SHORT TASK: Only the pictures are left out: repeat the rest of the entries exactly.

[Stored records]
>> start
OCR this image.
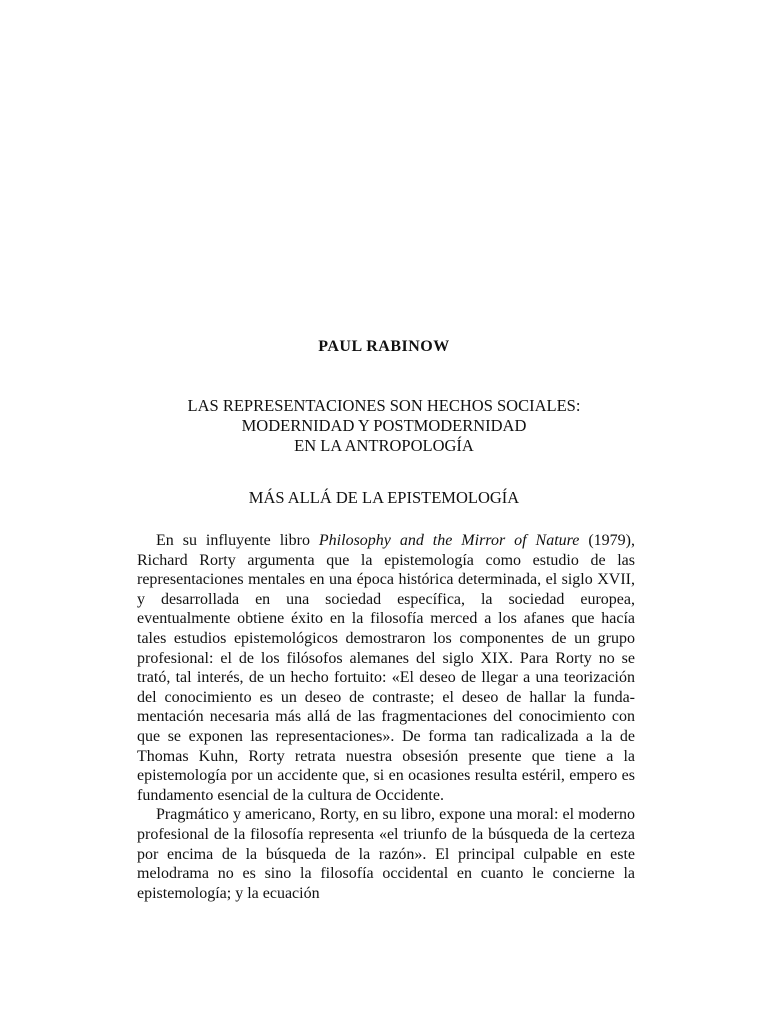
PAUL RABINOW
LAS REPRESENTACIONES SON HECHOS SOCIALES:
MODERNIDAD Y POSTMODERNIDAD
EN LA ANTROPOLOGÍA
MÁS ALLÁ DE LA EPISTEMOLOGÍA

En su influyente libro Philosophy and the Mirror of Nature (1979), Richard Rorty argumenta que la epistemología como estudio de las representaciones mentales en una época histórica determinada, el siglo XVII, y desarrollada en una sociedad específica, la sociedad europea, eventualmente obtiene éxito en la filosofía merced a los afanes que hacía tales estudios epistemológicos demostraron los componentes de un grupo profesional: el de los filósofos alemanes del siglo XIX. Para Rorty no se trató, tal interés, de un hecho fortuito: «El deseo de llegar a una teorización del conocimiento es un deseo de contraste; el deseo de hallar la fundamentación necesaria más allá de las fragmentaciones del conocimiento con que se exponen las representaciones». De forma tan radicalizada a la de Thomas Kuhn, Rorty retrata nuestra obsesión presente que tiene a la epistemología por un accidente que, si en ocasiones resulta estéril, empero es fundamento esencial de la cultura de Occidente.

Pragmático y americano, Rorty, en su libro, expone una moral: el moderno profesional de la filosofía representa «el triunfo de la búsqueda de la certeza por encima de la búsqueda de la razón». El principal culpable en este melodrama no es sino la filosofía occidental en cuanto le concierne la epistemología; y la ecuación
>> end
ANSWER TO THE TASK:
OCR this image.
PAUL RABINOW
LAS REPRESENTACIONES SON HECHOS SOCIALES:
MODERNIDAD Y POSTMODERNIDAD
EN LA ANTROPOLOGÍA
MÁS ALLÁ DE LA EPISTEMOLOGÍA

En su influyente libro Philosophy and the Mirror of Nature (1979), Richard Rorty argumenta que la epistemología como estudio de las representaciones mentales en una época histórica determinada, el siglo XVII, y desarrollada en una sociedad específica, la sociedad europea, eventualmente obtiene éxito en la filosofía merced a los afanes que hacía tales estudios epistemológicos demostraron los componentes de un grupo profesional: el de los filósofos alemanes del siglo XIX. Para Rorty no se trató, tal interés, de un hecho fortuito: «El deseo de llegar a una teorización del conocimiento es un deseo de contraste; el deseo de hallar la fundamentación necesaria más allá de las fragmentaciones del conocimiento con que se exponen las representaciones». De forma tan radicalizada a la de Thomas Kuhn, Rorty retrata nuestra obsesión presente que tiene a la epistemología por un accidente que, si en ocasiones resulta estéril, empero es fundamento esencial de la cultura de Occidente.

Pragmático y americano, Rorty, en su libro, expone una moral: el moderno profesional de la filosofía representa «el triunfo de la búsqueda de la certeza por encima de la búsqueda de la razón». El principal culpable en este melodrama no es sino la filosofía occidental en cuanto le concierne la epistemología; y la ecuación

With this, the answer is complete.